Task goal = Any pictures in the records below should be skipped; write out everything else exactly.

Material to process =
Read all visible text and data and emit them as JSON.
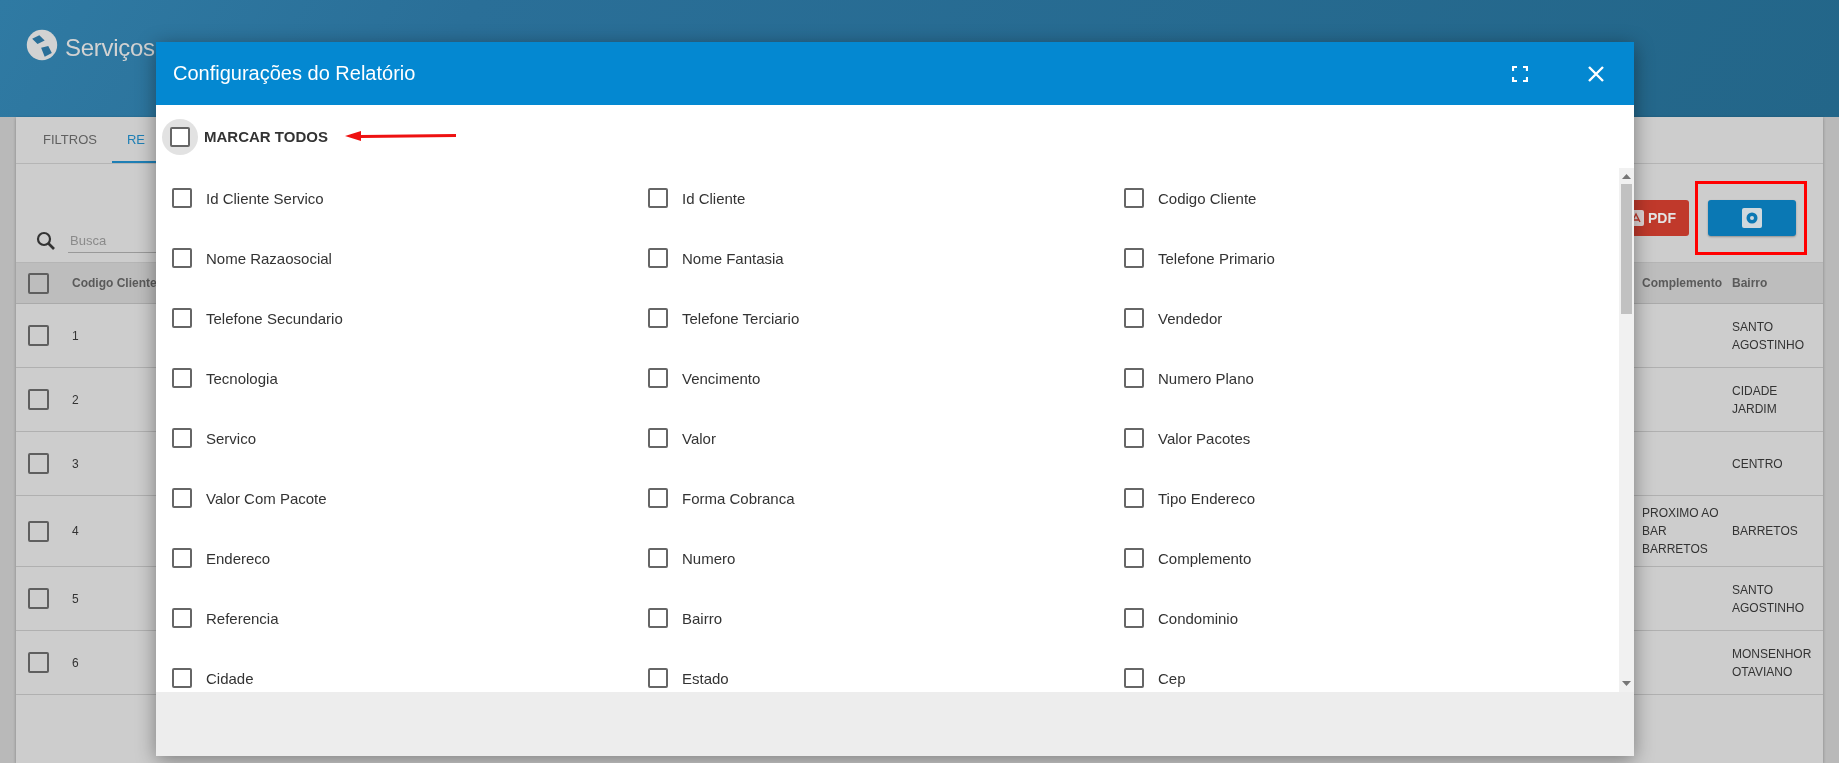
{
  "header": {
    "title": "Serviços"
  },
  "tabs": [
    {
      "label": "FILTROS",
      "selected": false
    },
    {
      "label": "RE",
      "selected": true
    }
  ],
  "search": {
    "placeholder": "Busca"
  },
  "toolbar": {
    "pdf_button": "PDF"
  },
  "table": {
    "columns": [
      "Codigo Cliente",
      "Complemento",
      "Bairro"
    ],
    "header_checked": false,
    "rows": [
      {
        "checked": false,
        "code": "1",
        "bairro": "SANTO AGOSTINHO"
      },
      {
        "checked": false,
        "code": "2",
        "bairro": "CIDADE JARDIM"
      },
      {
        "checked": false,
        "code": "3",
        "bairro": "CENTRO"
      },
      {
        "checked": false,
        "code": "4",
        "complemento": "PROXIMO AO BAR BARRETOS",
        "bairro": "BARRETOS"
      },
      {
        "checked": false,
        "code": "5",
        "bairro": "SANTO AGOSTINHO"
      },
      {
        "checked": false,
        "code": "6",
        "bairro": "MONSENHOR OTAVIANO"
      }
    ]
  },
  "dialog": {
    "title": "Configurações do Relatório",
    "select_all": {
      "label": "MARCAR TODOS",
      "checked": false
    },
    "fields": [
      {
        "label": "Id Cliente Servico",
        "checked": false
      },
      {
        "label": "Id Cliente",
        "checked": false
      },
      {
        "label": "Codigo Cliente",
        "checked": false
      },
      {
        "label": "Nome Razaosocial",
        "checked": false
      },
      {
        "label": "Nome Fantasia",
        "checked": false
      },
      {
        "label": "Telefone Primario",
        "checked": false
      },
      {
        "label": "Telefone Secundario",
        "checked": false
      },
      {
        "label": "Telefone Terciario",
        "checked": false
      },
      {
        "label": "Vendedor",
        "checked": false
      },
      {
        "label": "Tecnologia",
        "checked": false
      },
      {
        "label": "Vencimento",
        "checked": false
      },
      {
        "label": "Numero Plano",
        "checked": false
      },
      {
        "label": "Servico",
        "checked": false
      },
      {
        "label": "Valor",
        "checked": false
      },
      {
        "label": "Valor Pacotes",
        "checked": false
      },
      {
        "label": "Valor Com Pacote",
        "checked": false
      },
      {
        "label": "Forma Cobranca",
        "checked": false
      },
      {
        "label": "Tipo Endereco",
        "checked": false
      },
      {
        "label": "Endereco",
        "checked": false
      },
      {
        "label": "Numero",
        "checked": false
      },
      {
        "label": "Complemento",
        "checked": false
      },
      {
        "label": "Referencia",
        "checked": false
      },
      {
        "label": "Bairro",
        "checked": false
      },
      {
        "label": "Condominio",
        "checked": false
      },
      {
        "label": "Cidade",
        "checked": false
      },
      {
        "label": "Estado",
        "checked": false
      },
      {
        "label": "Cep",
        "checked": false
      }
    ]
  }
}
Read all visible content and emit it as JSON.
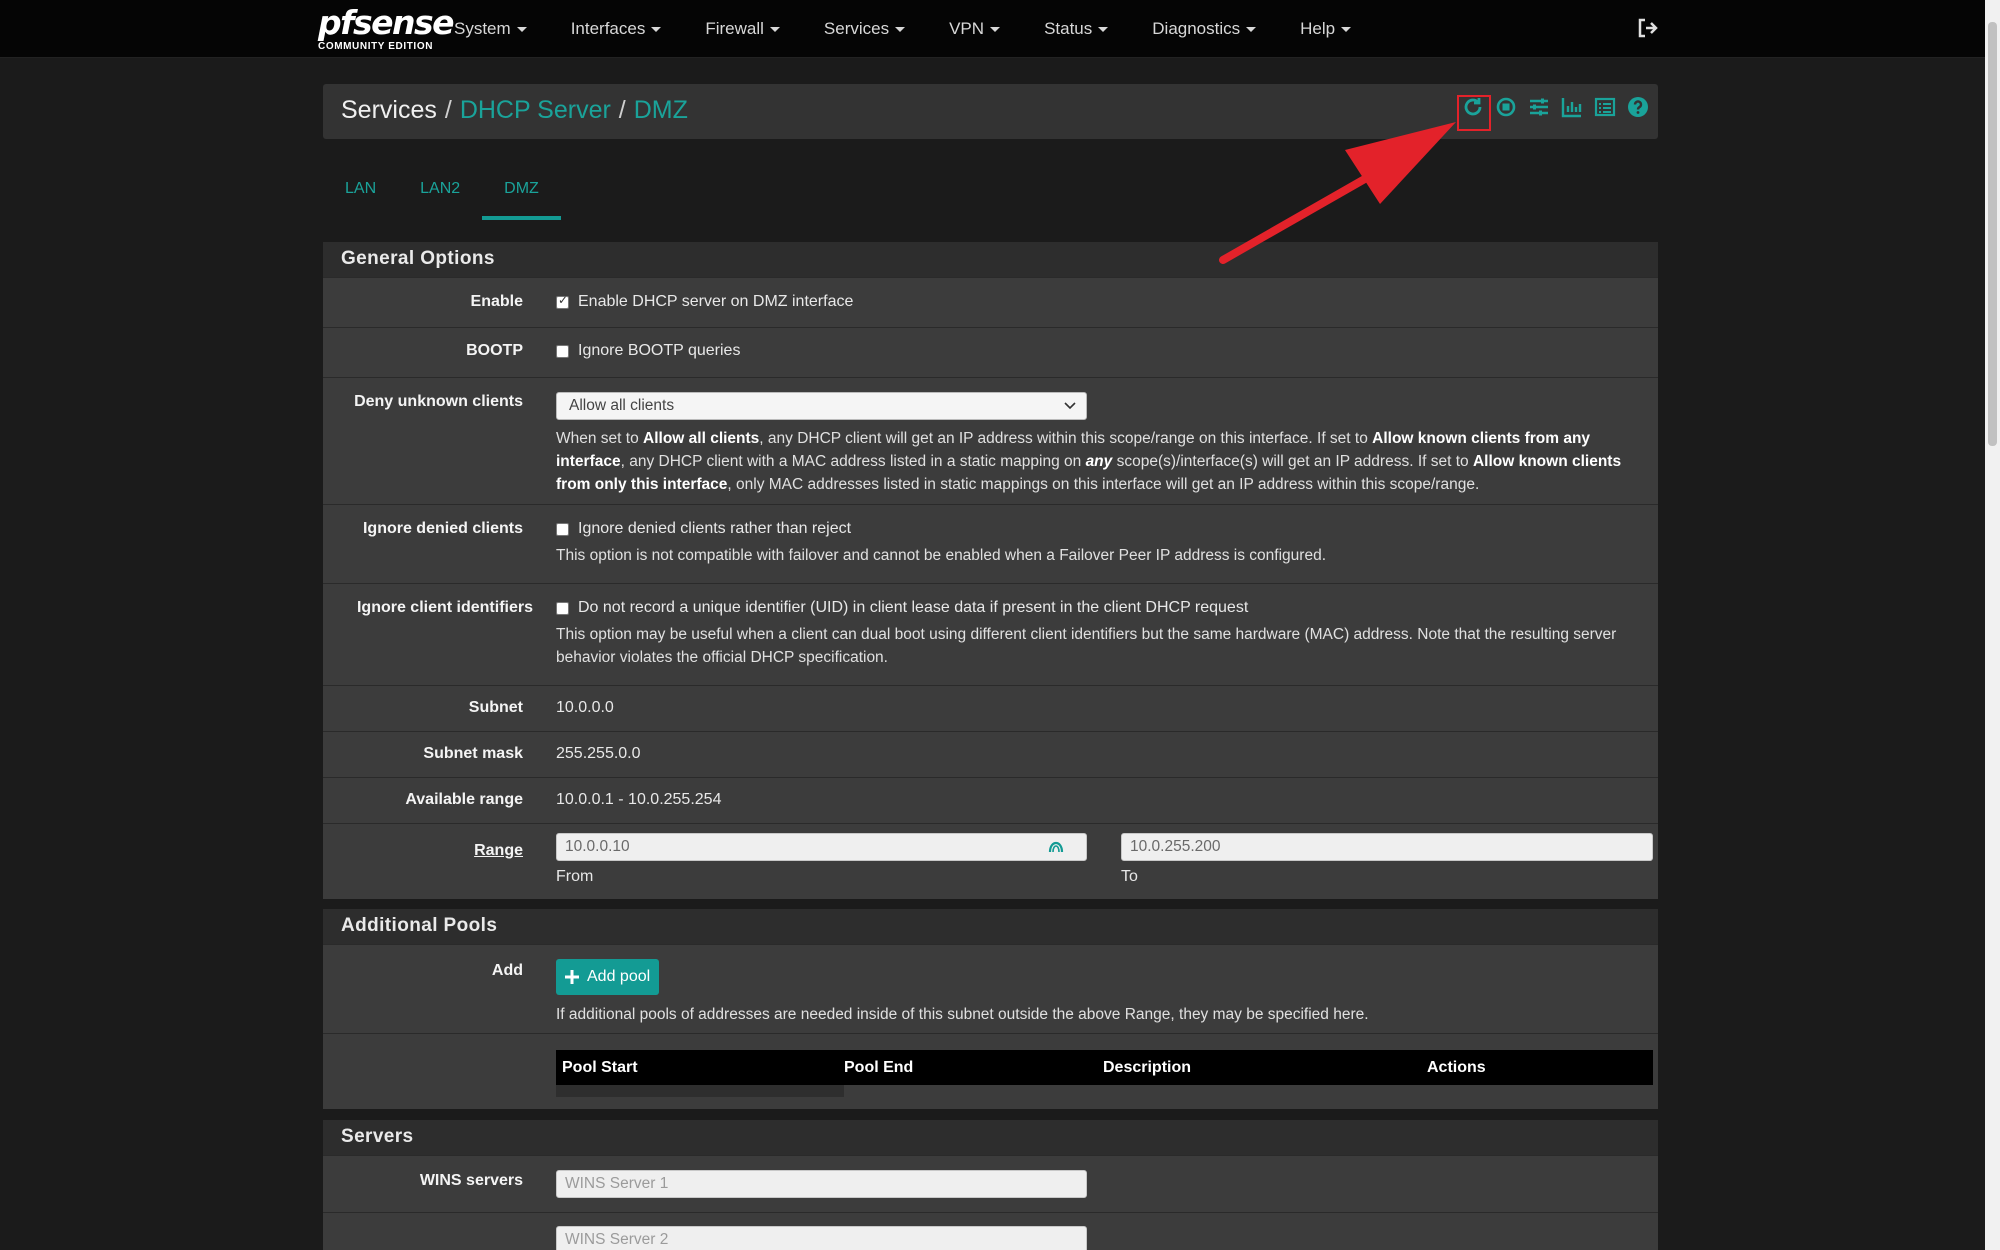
{
  "brand": {
    "name": "pfsense",
    "edition": "COMMUNITY EDITION"
  },
  "nav": {
    "items": [
      {
        "label": "System"
      },
      {
        "label": "Interfaces"
      },
      {
        "label": "Firewall"
      },
      {
        "label": "Services"
      },
      {
        "label": "VPN"
      },
      {
        "label": "Status"
      },
      {
        "label": "Diagnostics"
      },
      {
        "label": "Help"
      }
    ],
    "logout_icon": "sign-out-icon"
  },
  "breadcrumb": {
    "root": "Services",
    "sep": "/",
    "level1": "DHCP Server",
    "level2": "DMZ",
    "icons": [
      "restart-icon",
      "stop-icon",
      "sliders-icon",
      "bar-chart-icon",
      "log-list-icon",
      "help-icon"
    ]
  },
  "tabs": [
    {
      "label": "LAN",
      "active": false
    },
    {
      "label": "LAN2",
      "active": false
    },
    {
      "label": "DMZ",
      "active": true
    }
  ],
  "general": {
    "title": "General Options",
    "enable": {
      "label": "Enable",
      "text": "Enable DHCP server on DMZ interface",
      "checked": true
    },
    "bootp": {
      "label": "BOOTP",
      "text": "Ignore BOOTP queries",
      "checked": false
    },
    "deny": {
      "label": "Deny unknown clients",
      "selected": "Allow all clients",
      "help_p1": "When set to ",
      "help_b1": "Allow all clients",
      "help_p2": ", any DHCP client will get an IP address within this scope/range on this interface. If set to ",
      "help_b2": "Allow known clients from any interface",
      "help_p3": ", any DHCP client with a MAC address listed in a static mapping on ",
      "help_i1": "any",
      "help_p4": " scope(s)/interface(s) will get an IP address. If set to ",
      "help_b3": "Allow known clients from only this interface",
      "help_p5": ", only MAC addresses listed in static mappings on this interface will get an IP address within this scope/range."
    },
    "ignore_denied": {
      "label": "Ignore denied clients",
      "text": "Ignore denied clients rather than reject",
      "checked": false,
      "help": "This option is not compatible with failover and cannot be enabled when a Failover Peer IP address is configured."
    },
    "ignore_uid": {
      "label": "Ignore client identifiers",
      "text": "Do not record a unique identifier (UID) in client lease data if present in the client DHCP request",
      "checked": false,
      "help": "This option may be useful when a client can dual boot using different client identifiers but the same hardware (MAC) address. Note that the resulting server behavior violates the official DHCP specification."
    },
    "subnet": {
      "label": "Subnet",
      "value": "10.0.0.0"
    },
    "mask": {
      "label": "Subnet mask",
      "value": "255.255.0.0"
    },
    "available": {
      "label": "Available range",
      "value": "10.0.0.1 - 10.0.255.254"
    },
    "range": {
      "label": "Range",
      "from_value": "10.0.0.10",
      "from_label": "From",
      "to_value": "10.0.255.200",
      "to_label": "To"
    }
  },
  "pools": {
    "title": "Additional Pools",
    "add_label": "Add",
    "add_button": "Add pool",
    "help": "If additional pools of addresses are needed inside of this subnet outside the above Range, they may be specified here.",
    "columns": [
      "Pool Start",
      "Pool End",
      "Description",
      "Actions"
    ]
  },
  "servers": {
    "title": "Servers",
    "wins_label": "WINS servers",
    "wins1_placeholder": "WINS Server 1",
    "wins2_placeholder": "WINS Server 2"
  },
  "colors": {
    "accent": "#139b94",
    "annotation": "#e3222a",
    "navbar": "#050505"
  }
}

Solution to this problem =
Read all visible text and data and emit them as JSON.
{
  "header": {
    "title": "Serviços"
  },
  "tabs": [
    {
      "label": "FILTROS",
      "selected": false
    },
    {
      "label": "RE",
      "selected": true
    }
  ],
  "search": {
    "placeholder": "Busca"
  },
  "toolbar": {
    "pdf_button": "PDF"
  },
  "table": {
    "columns": [
      "Codigo Cliente",
      "Complemento",
      "Bairro"
    ],
    "header_checked": false,
    "rows": [
      {
        "checked": false,
        "code": "1",
        "bairro": "SANTO AGOSTINHO"
      },
      {
        "checked": false,
        "code": "2",
        "bairro": "CIDADE JARDIM"
      },
      {
        "checked": false,
        "code": "3",
        "bairro": "CENTRO"
      },
      {
        "checked": false,
        "code": "4",
        "complemento": "PROXIMO AO BAR BARRETOS",
        "bairro": "BARRETOS"
      },
      {
        "checked": false,
        "code": "5",
        "bairro": "SANTO AGOSTINHO"
      },
      {
        "checked": false,
        "code": "6",
        "bairro": "MONSENHOR OTAVIANO"
      }
    ]
  },
  "dialog": {
    "title": "Configurações do Relatório",
    "select_all": {
      "label": "MARCAR TODOS",
      "checked": false
    },
    "fields": [
      {
        "label": "Id Cliente Servico",
        "checked": false
      },
      {
        "label": "Id Cliente",
        "checked": false
      },
      {
        "label": "Codigo Cliente",
        "checked": false
      },
      {
        "label": "Nome Razaosocial",
        "checked": false
      },
      {
        "label": "Nome Fantasia",
        "checked": false
      },
      {
        "label": "Telefone Primario",
        "checked": false
      },
      {
        "label": "Telefone Secundario",
        "checked": false
      },
      {
        "label": "Telefone Terciario",
        "checked": false
      },
      {
        "label": "Vendedor",
        "checked": false
      },
      {
        "label": "Tecnologia",
        "checked": false
      },
      {
        "label": "Vencimento",
        "checked": false
      },
      {
        "label": "Numero Plano",
        "checked": false
      },
      {
        "label": "Servico",
        "checked": false
      },
      {
        "label": "Valor",
        "checked": false
      },
      {
        "label": "Valor Pacotes",
        "checked": false
      },
      {
        "label": "Valor Com Pacote",
        "checked": false
      },
      {
        "label": "Forma Cobranca",
        "checked": false
      },
      {
        "label": "Tipo Endereco",
        "checked": false
      },
      {
        "label": "Endereco",
        "checked": false
      },
      {
        "label": "Numero",
        "checked": false
      },
      {
        "label": "Complemento",
        "checked": false
      },
      {
        "label": "Referencia",
        "checked": false
      },
      {
        "label": "Bairro",
        "checked": false
      },
      {
        "label": "Condominio",
        "checked": false
      },
      {
        "label": "Cidade",
        "checked": false
      },
      {
        "label": "Estado",
        "checked": false
      },
      {
        "label": "Cep",
        "checked": false
      }
    ]
  }
}
Read all visible content and emit it as JSON.
{
  "brand": {
    "name": "pfsense",
    "edition": "COMMUNITY EDITION"
  },
  "nav": {
    "items": [
      {
        "label": "System"
      },
      {
        "label": "Interfaces"
      },
      {
        "label": "Firewall"
      },
      {
        "label": "Services"
      },
      {
        "label": "VPN"
      },
      {
        "label": "Status"
      },
      {
        "label": "Diagnostics"
      },
      {
        "label": "Help"
      }
    ],
    "logout_icon": "sign-out-icon"
  },
  "breadcrumb": {
    "root": "Services",
    "sep": "/",
    "level1": "DHCP Server",
    "level2": "DMZ",
    "icons": [
      "restart-icon",
      "stop-icon",
      "sliders-icon",
      "bar-chart-icon",
      "log-list-icon",
      "help-icon"
    ]
  },
  "tabs": [
    {
      "label": "LAN",
      "active": false
    },
    {
      "label": "LAN2",
      "active": false
    },
    {
      "label": "DMZ",
      "active": true
    }
  ],
  "general": {
    "title": "General Options",
    "enable": {
      "label": "Enable",
      "text": "Enable DHCP server on DMZ interface",
      "checked": true
    },
    "bootp": {
      "label": "BOOTP",
      "text": "Ignore BOOTP queries",
      "checked": false
    },
    "deny": {
      "label": "Deny unknown clients",
      "selected": "Allow all clients",
      "help_p1": "When set to ",
      "help_b1": "Allow all clients",
      "help_p2": ", any DHCP client will get an IP address within this scope/range on this interface. If set to ",
      "help_b2": "Allow known clients from any interface",
      "help_p3": ", any DHCP client with a MAC address listed in a static mapping on ",
      "help_i1": "any",
      "help_p4": " scope(s)/interface(s) will get an IP address. If set to ",
      "help_b3": "Allow known clients from only this interface",
      "help_p5": ", only MAC addresses listed in static mappings on this interface will get an IP address within this scope/range."
    },
    "ignore_denied": {
      "label": "Ignore denied clients",
      "text": "Ignore denied clients rather than reject",
      "checked": false,
      "help": "This option is not compatible with failover and cannot be enabled when a Failover Peer IP address is configured."
    },
    "ignore_uid": {
      "label": "Ignore client identifiers",
      "text": "Do not record a unique identifier (UID) in client lease data if present in the client DHCP request",
      "checked": false,
      "help": "This option may be useful when a client can dual boot using different client identifiers but the same hardware (MAC) address. Note that the resulting server behavior violates the official DHCP specification."
    },
    "subnet": {
      "label": "Subnet",
      "value": "10.0.0.0"
    },
    "mask": {
      "label": "Subnet mask",
      "value": "255.255.0.0"
    },
    "available": {
      "label": "Available range",
      "value": "10.0.0.1 - 10.0.255.254"
    },
    "range": {
      "label": "Range",
      "from_value": "10.0.0.10",
      "from_label": "From",
      "to_value": "10.0.255.200",
      "to_label": "To"
    }
  },
  "pools": {
    "title": "Additional Pools",
    "add_label": "Add",
    "add_button": "Add pool",
    "help": "If additional pools of addresses are needed inside of this subnet outside the above Range, they may be specified here.",
    "columns": [
      "Pool Start",
      "Pool End",
      "Description",
      "Actions"
    ]
  },
  "servers": {
    "title": "Servers",
    "wins_label": "WINS servers",
    "wins1_placeholder": "WINS Server 1",
    "wins2_placeholder": "WINS Server 2"
  },
  "colors": {
    "accent": "#139b94",
    "annotation": "#e3222a",
    "navbar": "#050505"
  }
}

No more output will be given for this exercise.